- **Supplied information**
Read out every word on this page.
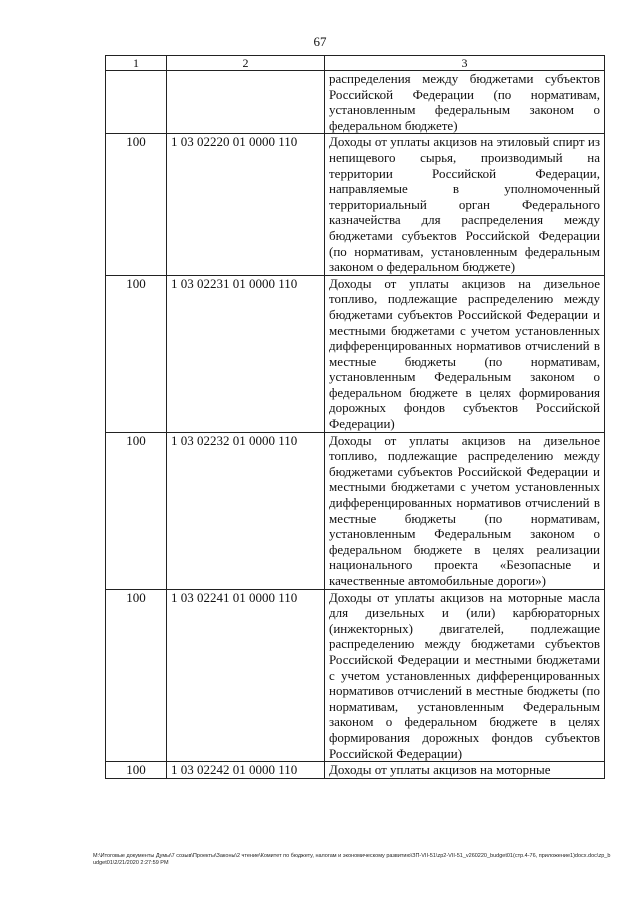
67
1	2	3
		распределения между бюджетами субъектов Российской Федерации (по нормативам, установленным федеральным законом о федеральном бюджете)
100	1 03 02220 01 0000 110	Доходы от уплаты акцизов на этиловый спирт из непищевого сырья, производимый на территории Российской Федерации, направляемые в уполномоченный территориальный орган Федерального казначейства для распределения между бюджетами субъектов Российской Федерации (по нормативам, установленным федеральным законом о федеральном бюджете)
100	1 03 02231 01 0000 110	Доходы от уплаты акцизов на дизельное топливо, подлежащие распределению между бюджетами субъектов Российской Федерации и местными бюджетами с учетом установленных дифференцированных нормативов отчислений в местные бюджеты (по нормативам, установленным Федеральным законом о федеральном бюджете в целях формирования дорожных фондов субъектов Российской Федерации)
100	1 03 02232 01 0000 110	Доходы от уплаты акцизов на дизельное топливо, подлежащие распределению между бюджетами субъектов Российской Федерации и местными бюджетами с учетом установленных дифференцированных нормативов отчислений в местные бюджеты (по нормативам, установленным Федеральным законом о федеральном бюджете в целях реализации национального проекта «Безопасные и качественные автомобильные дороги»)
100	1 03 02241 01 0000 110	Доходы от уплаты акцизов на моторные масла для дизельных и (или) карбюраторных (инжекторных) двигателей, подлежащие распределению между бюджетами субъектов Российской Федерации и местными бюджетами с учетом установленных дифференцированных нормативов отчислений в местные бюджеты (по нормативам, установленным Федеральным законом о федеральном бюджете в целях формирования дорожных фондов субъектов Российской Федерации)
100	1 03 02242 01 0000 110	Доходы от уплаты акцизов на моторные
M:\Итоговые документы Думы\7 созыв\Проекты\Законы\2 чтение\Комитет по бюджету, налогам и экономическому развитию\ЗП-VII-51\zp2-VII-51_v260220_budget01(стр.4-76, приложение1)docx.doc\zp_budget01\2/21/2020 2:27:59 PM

--

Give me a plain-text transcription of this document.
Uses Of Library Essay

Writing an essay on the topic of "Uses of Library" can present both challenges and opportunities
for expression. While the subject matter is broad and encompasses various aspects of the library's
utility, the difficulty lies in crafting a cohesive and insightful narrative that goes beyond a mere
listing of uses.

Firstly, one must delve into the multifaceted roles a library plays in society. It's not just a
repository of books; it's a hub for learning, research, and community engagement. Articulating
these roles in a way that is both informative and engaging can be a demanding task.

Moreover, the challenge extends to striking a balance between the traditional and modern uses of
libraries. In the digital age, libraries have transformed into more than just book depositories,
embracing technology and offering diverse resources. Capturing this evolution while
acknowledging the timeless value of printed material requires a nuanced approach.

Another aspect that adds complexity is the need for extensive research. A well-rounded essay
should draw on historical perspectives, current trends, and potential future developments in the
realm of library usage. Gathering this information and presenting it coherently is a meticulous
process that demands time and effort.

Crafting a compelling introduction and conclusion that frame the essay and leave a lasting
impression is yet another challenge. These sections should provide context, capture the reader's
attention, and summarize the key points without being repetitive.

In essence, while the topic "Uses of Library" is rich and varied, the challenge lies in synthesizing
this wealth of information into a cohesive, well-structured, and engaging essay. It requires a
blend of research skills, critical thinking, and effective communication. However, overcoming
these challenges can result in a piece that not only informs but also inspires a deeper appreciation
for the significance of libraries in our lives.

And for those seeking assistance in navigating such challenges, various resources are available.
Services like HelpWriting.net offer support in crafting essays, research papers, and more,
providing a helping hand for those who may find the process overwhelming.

- **What is expected**
Provide the number of lines in the entries that include "into", and no other text.

- **Exercise answer**
3